■ **TASK INSTRUCTIONS**: Copy every line with the string "Rollo" in it.

■ **DATA SUPPLIED**:

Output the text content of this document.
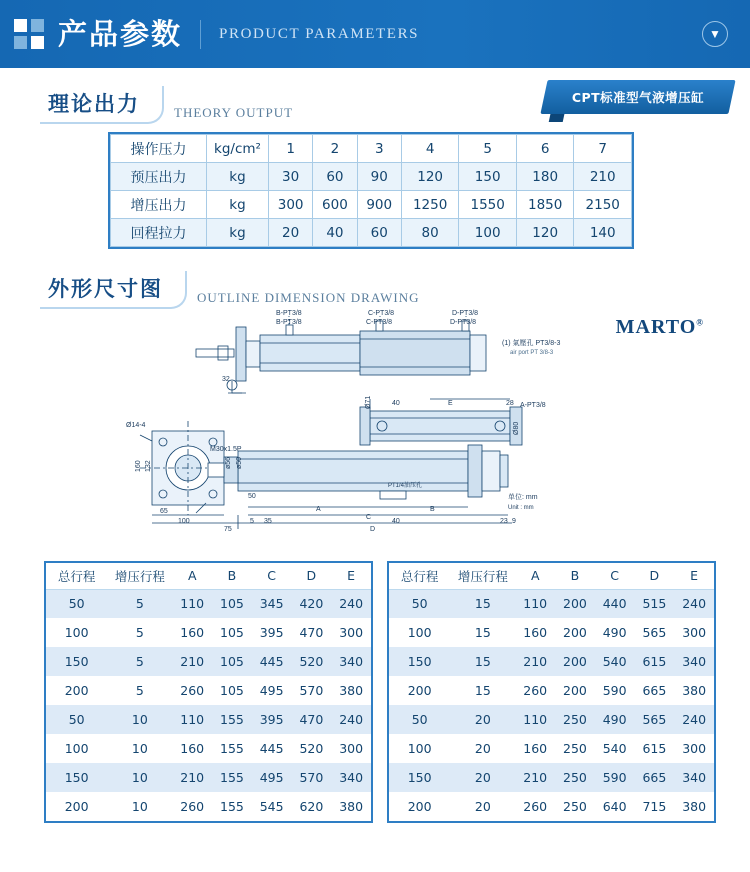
产品参数	PRODUCT PARAMETERS	▼
CPT标准型气液增压缸
理论出力	THEORY OUTPUT
操作压力	kg/cm²	1	2	3	4	5	6	7
预压出力	kg	30	60	90	120	150	180	210
增压出力	kg	300	600	900	1250	1550	1850	2150
回程拉力	kg	20	40	60	80	100	120	140
外形尺寸图	OUTLINE DIMENSION DRAWING
MARTO®
B-PT3/8	C-PT3/8	D-PT3/8
B-PT3/8	C-PT3/8	D-PT3/8
(1) 氣壓孔 PT3/8-3
air port PT 3/8-3
A-PT3/8
PT1/4油压孔
单位: mm
Unit : mm
Ø14-4
M30x1.5P
Ø71
Ø80
160 132	ø56 ø50
65
100
75
50
5 35
40	E
40
28
23 9
32
A	B
C
D
总行程	增压行程	A	B	C	D	E
50	5	110	105	345	420	240
100	5	160	105	395	470	300
150	5	210	105	445	520	340
200	5	260	105	495	570	380
50	10	110	155	395	470	240
100	10	160	155	445	520	300
150	10	210	155	495	570	340
200	10	260	155	545	620	380
总行程	增压行程	A	B	C	D	E
50	15	110	200	440	515	240
100	15	160	200	490	565	300
150	15	210	200	540	615	340
200	15	260	200	590	665	380
50	20	110	250	490	565	240
100	20	160	250	540	615	300
150	20	210	250	590	665	340
200	20	260	250	640	715	380
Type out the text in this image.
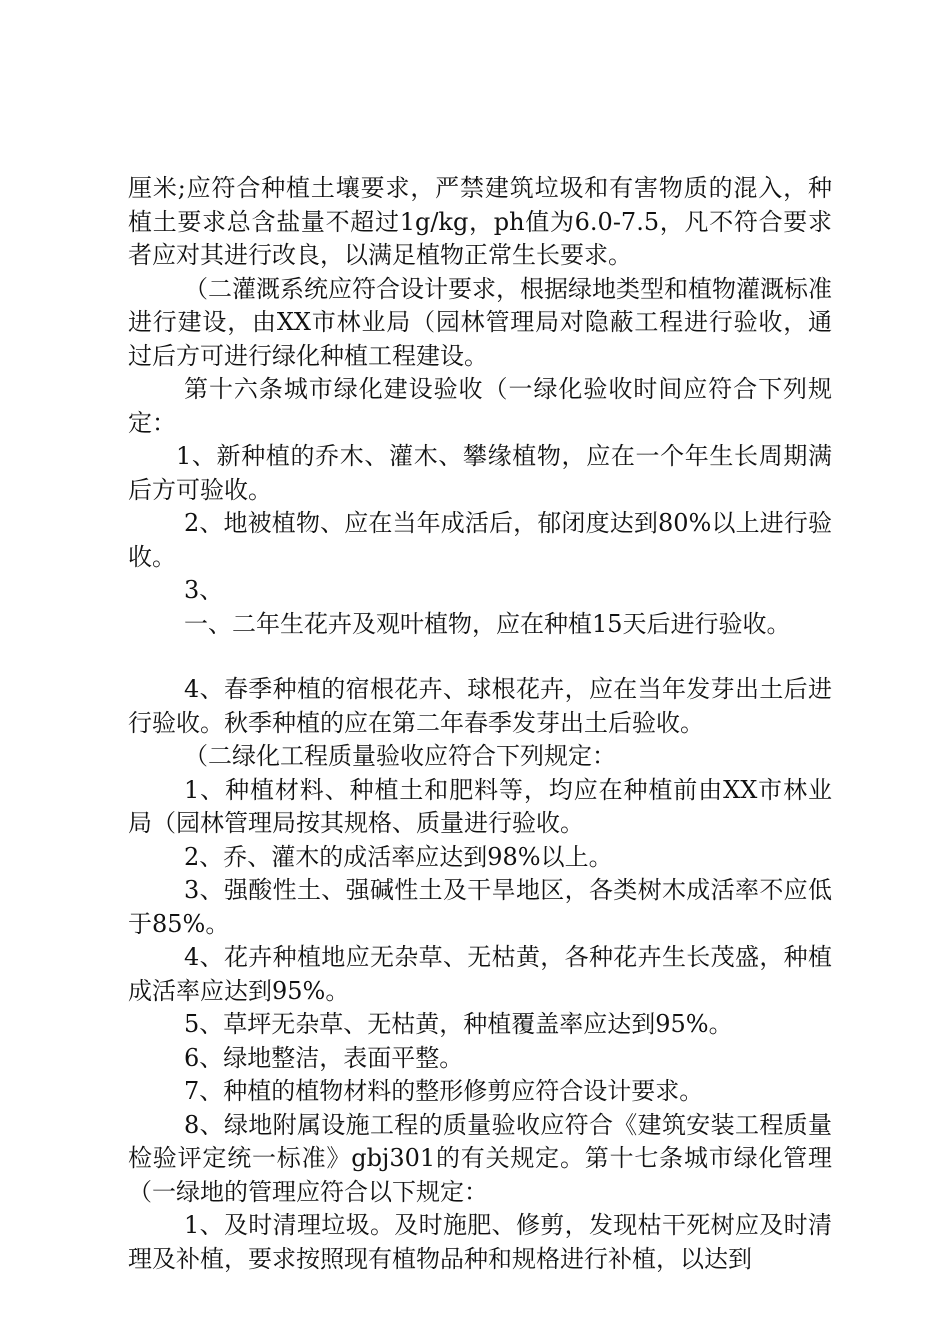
厘米;应符合种植土壤要求，严禁建筑垃圾和有害物质的混入，种植土要求总含盐量不超过1g/kg，ph值为6.0-7.5，凡不符合要求者应对其进行改良，以满足植物正常生长要求。

（二灌溉系统应符合设计要求，根据绿地类型和植物灌溉标准进行建设，由XX市林业局（园林管理局对隐蔽工程进行验收，通过后方可进行绿化种植工程建设。

第十六条城市绿化建设验收（一绿化验收时间应符合下列规定：

1、新种植的乔木、灌木、攀缘植物，应在一个年生长周期满后方可验收。

2、地被植物、应在当年成活后，郁闭度达到80%以上进行验收。

3、

一、二年生花卉及观叶植物，应在种植15天后进行验收。

4、春季种植的宿根花卉、球根花卉，应在当年发芽出土后进行验收。秋季种植的应在第二年春季发芽出土后验收。

（二绿化工程质量验收应符合下列规定：

1、种植材料、种植土和肥料等，均应在种植前由XX市林业局（园林管理局按其规格、质量进行验收。

2、乔、灌木的成活率应达到98%以上。

3、强酸性土、强碱性土及干旱地区，各类树木成活率不应低于85%。

4、花卉种植地应无杂草、无枯黄，各种花卉生长茂盛，种植成活率应达到95%。

5、草坪无杂草、无枯黄，种植覆盖率应达到95%。

6、绿地整洁，表面平整。

7、种植的植物材料的整形修剪应符合设计要求。

8、绿地附属设施工程的质量验收应符合《建筑安装工程质量检验评定统一标准》gbj301的有关规定。第十七条城市绿化管理（一绿地的管理应符合以下规定：

1、及时清理垃圾。及时施肥、修剪，发现枯干死树应及时清理及补植，要求按照现有植物品种和规格进行补植，以达到
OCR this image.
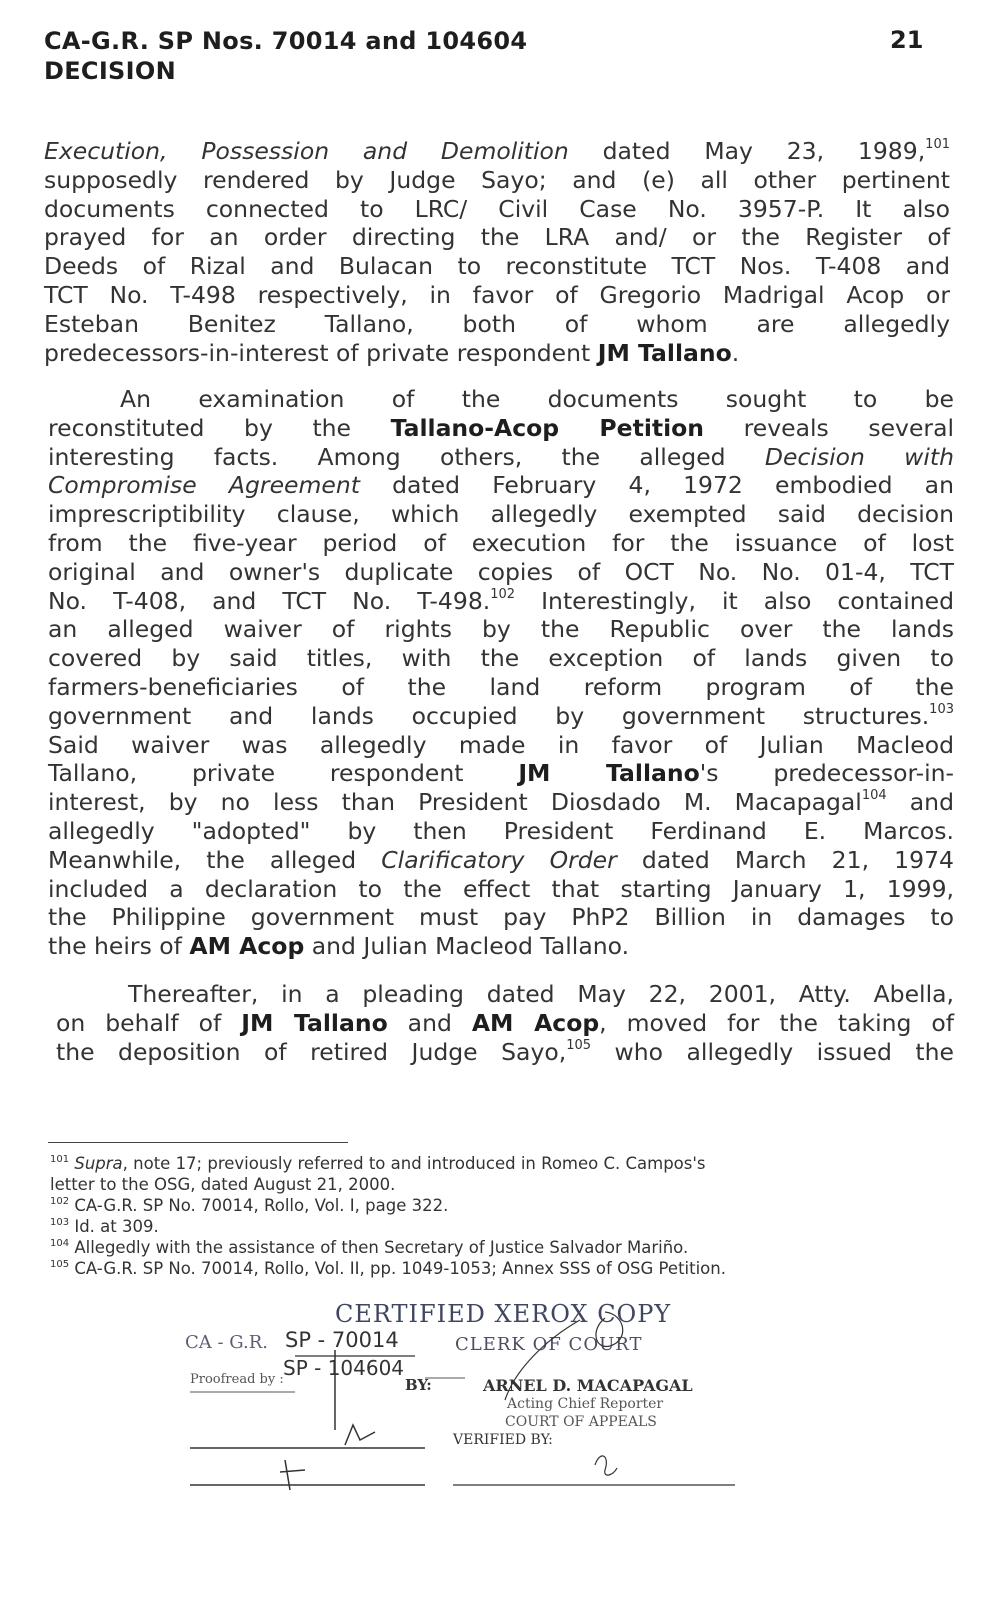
CA-G.R. SP Nos. 70014 and 104604
DECISION
21
Execution, Possession and Demolition dated May 23, 1989,$^{101}$
supposedly rendered by Judge Sayo; and (e) all other pertinent
documents connected to LRC/ Civil Case No. 3957-P. It also
prayed for an order directing the LRA and/ or the Register of
Deeds of Rizal and Bulacan to reconstitute TCT Nos. T-408 and
TCT No. T-498 respectively, in favor of Gregorio Madrigal Acop or
Esteban Benitez Tallano, both of whom are allegedly
predecessors-in-interest of private respondent JM Tallano.
An examination of the documents sought to be
reconstituted by the Tallano-Acop Petition reveals several
interesting facts. Among others, the alleged Decision with
Compromise Agreement dated February 4, 1972 embodied an
imprescriptibility clause, which allegedly exempted said decision
from the five-year period of execution for the issuance of lost
original and owner's duplicate copies of OCT No. No. 01-4, TCT
No. T-408, and TCT No. T-498.$^{102}$ Interestingly, it also contained
an alleged waiver of rights by the Republic over the lands
covered by said titles, with the exception of lands given to
farmers-beneficiaries of the land reform program of the
government and lands occupied by government structures.$^{103}$
Said waiver was allegedly made in favor of Julian Macleod
Tallano, private respondent JM Tallano's predecessor-in-
interest, by no less than President Diosdado M. Macapagal$^{104}$ and
allegedly "adopted" by then President Ferdinand E. Marcos.
Meanwhile, the alleged Clarificatory Order dated March 21, 1974
included a declaration to the effect that starting January 1, 1999,
the Philippine government must pay PhP2 Billion in damages to
the heirs of AM Acop and Julian Macleod Tallano.
Thereafter, in a pleading dated May 22, 2001, Atty. Abella,
on behalf of JM Tallano and AM Acop, moved for the taking of
the deposition of retired Judge Sayo,$^{105}$ who allegedly issued the
$^{101}$ Supra, note 17; previously referred to and introduced in Romeo C. Campos's
letter to the OSG, dated August 21, 2000.
$^{102}$ CA-G.R. SP No. 70014, Rollo, Vol. I, page 322.
$^{103}$ Id. at 309.
$^{104}$ Allegedly with the assistance of then Secretary of Justice Salvador Mariño.
$^{105}$ CA-G.R. SP No. 70014, Rollo, Vol. II, pp. 1049-1053; Annex SSS of OSG Petition.
CERTIFIED XEROX COPY
CA - G.R. SP - 70014
SP - 104604
CLERK OF COURT
Proofread by :	BY:	ARNEL D. MACAPAGAL
Acting Chief Reporter
COURT OF APPEALS
VERIFIED BY:
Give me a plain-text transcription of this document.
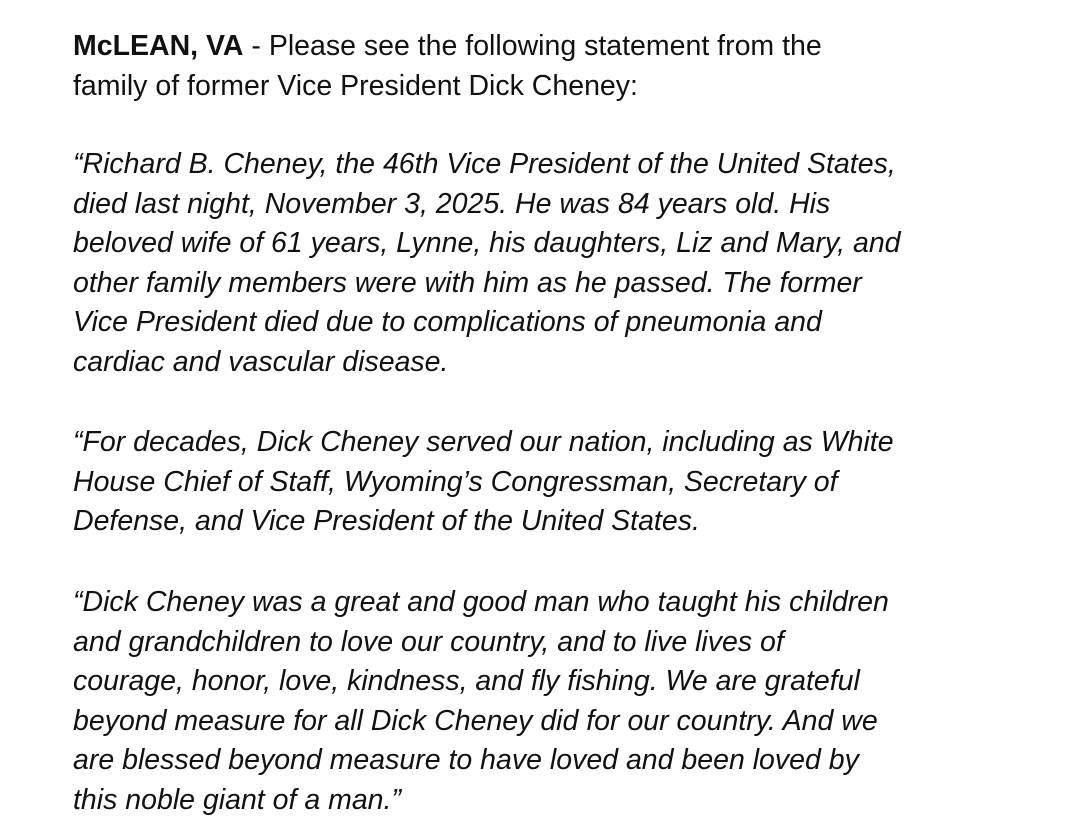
McLEAN, VA - Please see the following statement from the
family of former Vice President Dick Cheney:

“Richard B. Cheney, the 46th Vice President of the United States,
died last night, November 3, 2025. He was 84 years old. His
beloved wife of 61 years, Lynne, his daughters, Liz and Mary, and
other family members were with him as he passed. The former
Vice President died due to complications of pneumonia and
cardiac and vascular disease.

“For decades, Dick Cheney served our nation, including as White
House Chief of Staff, Wyoming’s Congressman, Secretary of
Defense, and Vice President of the United States.

“Dick Cheney was a great and good man who taught his children
and grandchildren to love our country, and to live lives of
courage, honor, love, kindness, and fly fishing. We are grateful
beyond measure for all Dick Cheney did for our country. And we
are blessed beyond measure to have loved and been loved by
this noble giant of a man.”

■ **WRITTEN SOLUTION**:
$^{102}$ CA-G.R. SP No. 70014, Rollo, Vol. I, page 322.
$^{105}$ CA-G.R. SP No. 70014, Rollo, Vol. II, pp. 1049-1053; Annex SSS of OSG Petition.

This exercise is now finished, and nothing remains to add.